* start Records for this exercise *
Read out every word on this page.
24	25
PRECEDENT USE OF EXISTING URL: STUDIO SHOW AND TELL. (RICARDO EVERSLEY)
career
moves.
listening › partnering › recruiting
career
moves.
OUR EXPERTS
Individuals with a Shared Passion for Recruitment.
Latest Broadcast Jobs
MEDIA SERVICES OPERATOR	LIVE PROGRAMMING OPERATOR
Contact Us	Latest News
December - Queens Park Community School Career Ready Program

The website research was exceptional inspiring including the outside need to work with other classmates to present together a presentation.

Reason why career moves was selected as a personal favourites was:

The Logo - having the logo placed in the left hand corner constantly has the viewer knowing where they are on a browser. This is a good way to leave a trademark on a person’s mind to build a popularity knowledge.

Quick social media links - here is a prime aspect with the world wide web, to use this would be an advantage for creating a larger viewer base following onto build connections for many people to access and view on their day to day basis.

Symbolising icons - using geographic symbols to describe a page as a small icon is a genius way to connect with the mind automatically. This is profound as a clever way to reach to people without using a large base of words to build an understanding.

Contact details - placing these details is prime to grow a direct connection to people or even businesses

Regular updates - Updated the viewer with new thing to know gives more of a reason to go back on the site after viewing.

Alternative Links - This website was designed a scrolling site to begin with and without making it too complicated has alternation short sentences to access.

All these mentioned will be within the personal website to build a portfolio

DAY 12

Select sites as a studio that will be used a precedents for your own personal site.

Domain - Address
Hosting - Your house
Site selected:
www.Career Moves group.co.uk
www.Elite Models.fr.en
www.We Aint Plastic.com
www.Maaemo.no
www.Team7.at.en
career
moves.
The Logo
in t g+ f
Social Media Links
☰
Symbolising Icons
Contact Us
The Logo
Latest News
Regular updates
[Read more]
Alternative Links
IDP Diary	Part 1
* end Records for this exercise *
» **Aim**
Tally the lines of the material above that contain the word "prime" and report the total alone.

» **Task output**
2